▶ Given task: Set each entry down verbatim, omitting images.

▶ Information given:
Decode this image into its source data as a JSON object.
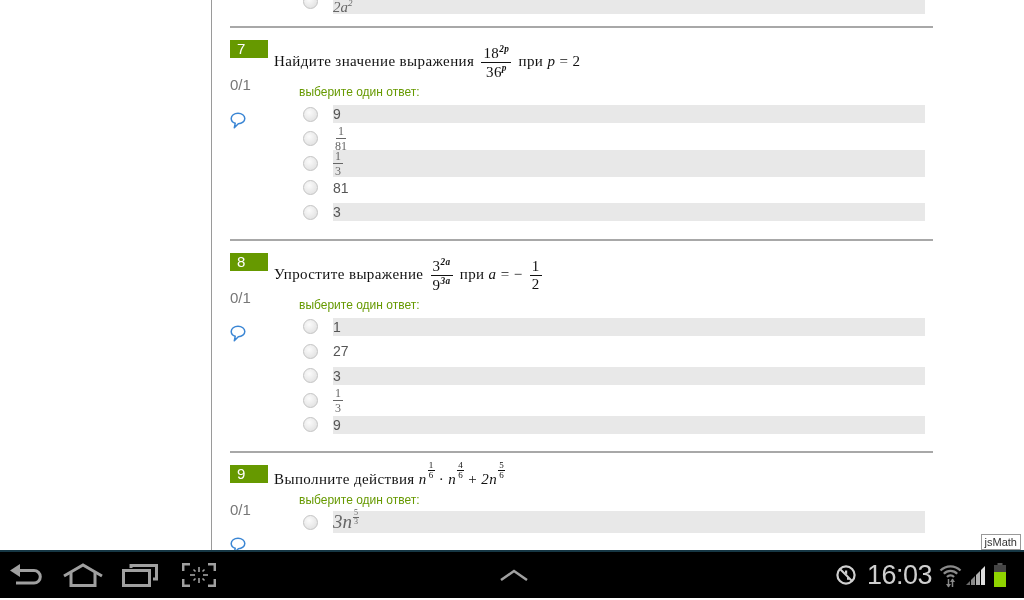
{
  "previous_question": {
    "options": [
      {
        "kind": "math",
        "text": "2a$^{2}$",
        "selected": false
      }
    ]
  },
  "questions": [
    {
      "number": "7",
      "score": "0/1",
      "prompt": [
        {
          "kind": "text",
          "text": "Найдите значение выражения"
        },
        {
          "kind": "frac",
          "num": "18$^{2p}$",
          "den": "36$^{p}$"
        },
        {
          "kind": "text",
          "text": "при *p* = 2"
        }
      ],
      "answer_prompt": "выберите один ответ:",
      "options": [
        {
          "kind": "text",
          "text": "9",
          "selected": false
        },
        {
          "kind": "frac",
          "num": "1",
          "den": "81",
          "selected": false
        },
        {
          "kind": "frac",
          "num": "1",
          "den": "3",
          "selected": false
        },
        {
          "kind": "text",
          "text": "81",
          "selected": false
        },
        {
          "kind": "text",
          "text": "3",
          "selected": false
        }
      ]
    },
    {
      "number": "8",
      "score": "0/1",
      "prompt": [
        {
          "kind": "text",
          "text": "Упростите выражение"
        },
        {
          "kind": "frac",
          "num": "3$^{2a}$",
          "den": "9$^{3a}$"
        },
        {
          "kind": "text",
          "text": "при *a* = −"
        },
        {
          "kind": "frac",
          "num": "1",
          "den": "2"
        }
      ],
      "answer_prompt": "выберите один ответ:",
      "options": [
        {
          "kind": "text",
          "text": "1",
          "selected": false
        },
        {
          "kind": "text",
          "text": "27",
          "selected": false
        },
        {
          "kind": "text",
          "text": "3",
          "selected": false
        },
        {
          "kind": "frac",
          "num": "1",
          "den": "3",
          "selected": false
        },
        {
          "kind": "text",
          "text": "9",
          "selected": false
        }
      ]
    },
    {
      "number": "9",
      "score": "0/1",
      "prompt": [
        {
          "kind": "text",
          "text": "Выполните действия"
        },
        {
          "kind": "pow",
          "base": "n",
          "num": "1",
          "den": "6"
        },
        {
          "kind": "text",
          "text": "·"
        },
        {
          "kind": "pow",
          "base": "n",
          "num": "4",
          "den": "6"
        },
        {
          "kind": "text",
          "text": "+"
        },
        {
          "kind": "pow",
          "base": "2n",
          "num": "5",
          "den": "6"
        }
      ],
      "answer_prompt": "выберите один ответ:",
      "options": [
        {
          "kind": "pow",
          "base": "3n",
          "num": "5",
          "den": "3",
          "selected": false
        }
      ]
    }
  ],
  "jsmath_button": {
    "label": "jsMath"
  },
  "status_bar": {
    "time": "16:03"
  }
}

▶ Written answer:
Decode this image into its source data as a JSON object.
{
  "previous_question": {
    "options": [
      {
        "kind": "math",
        "text": "2a$^{2}$",
        "selected": false
      }
    ]
  },
  "questions": [
    {
      "number": "7",
      "score": "0/1",
      "prompt": [
        {
          "kind": "text",
          "text": "Найдите значение выражения"
        },
        {
          "kind": "frac",
          "num": "18$^{2p}$",
          "den": "36$^{p}$"
        },
        {
          "kind": "text",
          "text": "при *p* = 2"
        }
      ],
      "answer_prompt": "выберите один ответ:",
      "options": [
        {
          "kind": "text",
          "text": "9",
          "selected": false
        },
        {
          "kind": "frac",
          "num": "1",
          "den": "81",
          "selected": false
        },
        {
          "kind": "frac",
          "num": "1",
          "den": "3",
          "selected": false
        },
        {
          "kind": "text",
          "text": "81",
          "selected": false
        },
        {
          "kind": "text",
          "text": "3",
          "selected": false
        }
      ]
    },
    {
      "number": "8",
      "score": "0/1",
      "prompt": [
        {
          "kind": "text",
          "text": "Упростите выражение"
        },
        {
          "kind": "frac",
          "num": "3$^{2a}$",
          "den": "9$^{3a}$"
        },
        {
          "kind": "text",
          "text": "при *a* = −"
        },
        {
          "kind": "frac",
          "num": "1",
          "den": "2"
        }
      ],
      "answer_prompt": "выберите один ответ:",
      "options": [
        {
          "kind": "text",
          "text": "1",
          "selected": false
        },
        {
          "kind": "text",
          "text": "27",
          "selected": false
        },
        {
          "kind": "text",
          "text": "3",
          "selected": false
        },
        {
          "kind": "frac",
          "num": "1",
          "den": "3",
          "selected": false
        },
        {
          "kind": "text",
          "text": "9",
          "selected": false
        }
      ]
    },
    {
      "number": "9",
      "score": "0/1",
      "prompt": [
        {
          "kind": "text",
          "text": "Выполните действия"
        },
        {
          "kind": "pow",
          "base": "n",
          "num": "1",
          "den": "6"
        },
        {
          "kind": "text",
          "text": "·"
        },
        {
          "kind": "pow",
          "base": "n",
          "num": "4",
          "den": "6"
        },
        {
          "kind": "text",
          "text": "+"
        },
        {
          "kind": "pow",
          "base": "2n",
          "num": "5",
          "den": "6"
        }
      ],
      "answer_prompt": "выберите один ответ:",
      "options": [
        {
          "kind": "pow",
          "base": "3n",
          "num": "5",
          "den": "3",
          "selected": false
        }
      ]
    }
  ],
  "jsmath_button": {
    "label": "jsMath"
  },
  "status_bar": {
    "time": "16:03"
  }
}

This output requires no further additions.